- TASK GOAL -
Reproduce all lines of the listing below in which the word "name" occurs.

- GIVEN RECORDS -
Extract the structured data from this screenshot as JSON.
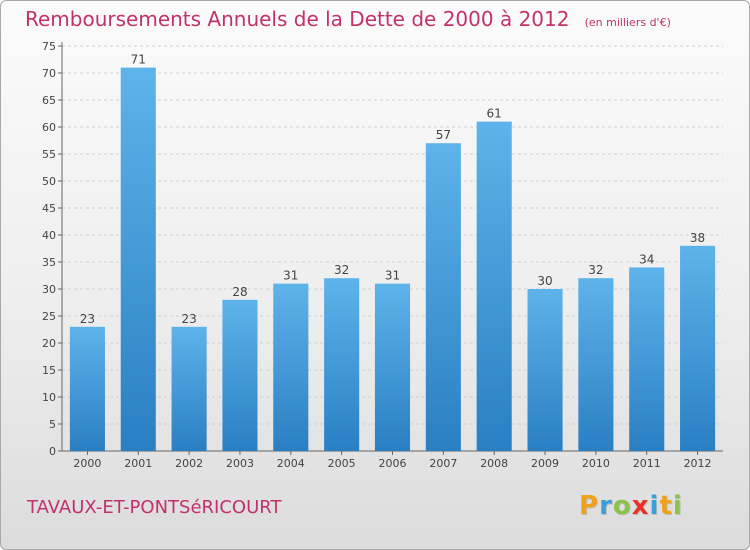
{
  "header": {
    "title": "Remboursements Annuels de la Dette de 2000 à 2012",
    "subtitle": "(en milliers d'€)"
  },
  "footer": {
    "commune": "TAVAUX-ET-PONTSéRICOURT",
    "logo_letters": [
      "P",
      "r",
      "o",
      "x",
      "i",
      "t",
      "i"
    ],
    "logo_colors": [
      "#f0a11c",
      "#3aa0dc",
      "#8bc34a",
      "#e5332a",
      "#3aa0dc",
      "#f0a11c",
      "#8bc34a"
    ]
  },
  "colors": {
    "title": "#c2316b",
    "bar_light": "#5eb3ea",
    "bar_dark": "#2a7fc3"
  },
  "chart_data": {
    "type": "bar",
    "categories": [
      "2000",
      "2001",
      "2002",
      "2003",
      "2004",
      "2005",
      "2006",
      "2007",
      "2008",
      "2009",
      "2010",
      "2011",
      "2012"
    ],
    "values": [
      23,
      71,
      23,
      28,
      31,
      32,
      31,
      57,
      61,
      30,
      32,
      34,
      38
    ],
    "ylim": [
      0,
      75
    ],
    "yticks": [
      0,
      5,
      10,
      15,
      20,
      25,
      30,
      35,
      40,
      45,
      50,
      55,
      60,
      65,
      70,
      75
    ],
    "grid": true
  }
}
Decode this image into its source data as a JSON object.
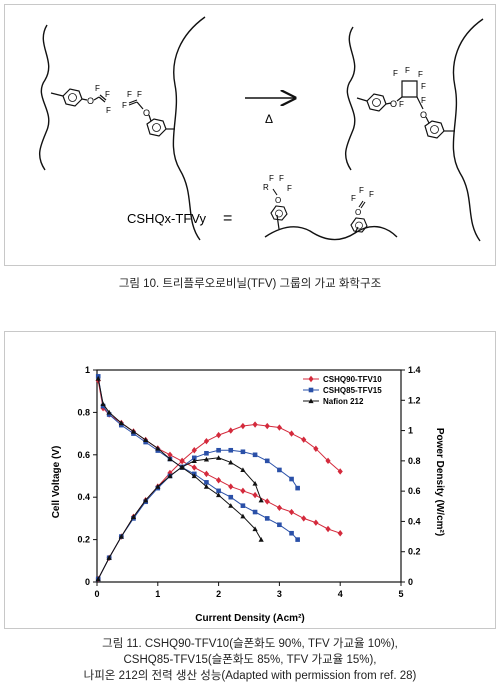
{
  "figure10": {
    "arrow_symbol": "Δ",
    "label": "CSHQx-TFVy",
    "equals": "=",
    "atom_F": "F",
    "atom_O": "O",
    "atom_R": "R",
    "caption": "그림 10. 트리플루오로비닐(TFV) 그룹의 가교 화학구조"
  },
  "figure11": {
    "caption_lines": [
      "그림 11. CSHQ90-TFV10(슬폰화도 90%, TFV 가교율 10%),",
      "CSHQ85-TFV15(슬폰화도 85%, TFV 가교율 15%),",
      "나피온 212의 전력 생산 성능(Adapted with permission from ref. 28)"
    ]
  },
  "chart_data": {
    "type": "line",
    "xlabel": "Current Density (Acm²)",
    "ylabel": "Cell Voltage (V)",
    "y2label": "Power Density (W/cm²)",
    "xlim": [
      0,
      5
    ],
    "ylim": [
      0,
      1.0
    ],
    "y2lim": [
      0,
      1.4
    ],
    "x_ticks": [
      "0",
      "1",
      "2",
      "3",
      "4",
      "5"
    ],
    "y_ticks": [
      "0",
      "0.2",
      "0.4",
      "0.6",
      "0.8",
      "1"
    ],
    "y2_ticks": [
      "0",
      "0.2",
      "0.4",
      "0.6",
      "0.8",
      "1",
      "1.2",
      "1.4"
    ],
    "legend_position": "top-right",
    "series": [
      {
        "name": "CSHQ90-TFV10",
        "color": "#d42a3c",
        "marker": "diamond",
        "voltage": {
          "x": [
            0.02,
            0.1,
            0.2,
            0.4,
            0.6,
            0.8,
            1.0,
            1.2,
            1.4,
            1.6,
            1.8,
            2.0,
            2.2,
            2.4,
            2.6,
            2.8,
            3.0,
            3.2,
            3.4,
            3.6,
            3.8,
            4.0
          ],
          "y": [
            0.95,
            0.82,
            0.79,
            0.75,
            0.71,
            0.67,
            0.63,
            0.6,
            0.57,
            0.54,
            0.51,
            0.48,
            0.45,
            0.43,
            0.41,
            0.38,
            0.35,
            0.33,
            0.3,
            0.28,
            0.25,
            0.23
          ]
        },
        "power": {
          "x": [
            0.02,
            0.2,
            0.4,
            0.6,
            0.8,
            1.0,
            1.2,
            1.4,
            1.6,
            1.8,
            2.0,
            2.2,
            2.4,
            2.6,
            2.8,
            3.0,
            3.2,
            3.4,
            3.6,
            3.8,
            4.0
          ],
          "y": [
            0.02,
            0.16,
            0.3,
            0.43,
            0.54,
            0.63,
            0.72,
            0.8,
            0.87,
            0.93,
            0.97,
            1.0,
            1.03,
            1.04,
            1.03,
            1.02,
            0.98,
            0.94,
            0.88,
            0.8,
            0.73
          ]
        }
      },
      {
        "name": "CSHQ85-TFV15",
        "color": "#2a50a8",
        "marker": "square",
        "voltage": {
          "x": [
            0.02,
            0.1,
            0.2,
            0.4,
            0.6,
            0.8,
            1.0,
            1.2,
            1.4,
            1.6,
            1.8,
            2.0,
            2.2,
            2.4,
            2.6,
            2.8,
            3.0,
            3.2,
            3.3
          ],
          "y": [
            0.97,
            0.83,
            0.79,
            0.74,
            0.7,
            0.66,
            0.62,
            0.58,
            0.54,
            0.51,
            0.47,
            0.43,
            0.4,
            0.36,
            0.33,
            0.3,
            0.27,
            0.23,
            0.2
          ]
        },
        "power": {
          "x": [
            0.02,
            0.2,
            0.4,
            0.6,
            0.8,
            1.0,
            1.2,
            1.4,
            1.6,
            1.8,
            2.0,
            2.2,
            2.4,
            2.6,
            2.8,
            3.0,
            3.2,
            3.3
          ],
          "y": [
            0.02,
            0.16,
            0.3,
            0.42,
            0.53,
            0.62,
            0.7,
            0.76,
            0.82,
            0.85,
            0.87,
            0.87,
            0.86,
            0.84,
            0.8,
            0.74,
            0.68,
            0.62
          ]
        }
      },
      {
        "name": "Nafion 212",
        "color": "#111111",
        "marker": "triangle",
        "voltage": {
          "x": [
            0.02,
            0.1,
            0.2,
            0.4,
            0.6,
            0.8,
            1.0,
            1.2,
            1.4,
            1.6,
            1.8,
            2.0,
            2.2,
            2.4,
            2.6,
            2.7
          ],
          "y": [
            0.96,
            0.84,
            0.8,
            0.75,
            0.71,
            0.67,
            0.63,
            0.58,
            0.54,
            0.5,
            0.45,
            0.41,
            0.36,
            0.31,
            0.25,
            0.2
          ]
        },
        "power": {
          "x": [
            0.02,
            0.2,
            0.4,
            0.6,
            0.8,
            1.0,
            1.2,
            1.4,
            1.6,
            1.8,
            2.0,
            2.2,
            2.4,
            2.6,
            2.7
          ],
          "y": [
            0.02,
            0.16,
            0.3,
            0.43,
            0.54,
            0.63,
            0.7,
            0.76,
            0.8,
            0.81,
            0.82,
            0.79,
            0.74,
            0.65,
            0.54
          ]
        }
      }
    ]
  }
}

- COMPLETE ANSWER -
        "name": "CSHQ90-TFV10",
        "name": "CSHQ85-TFV15",
        "name": "Nafion 212",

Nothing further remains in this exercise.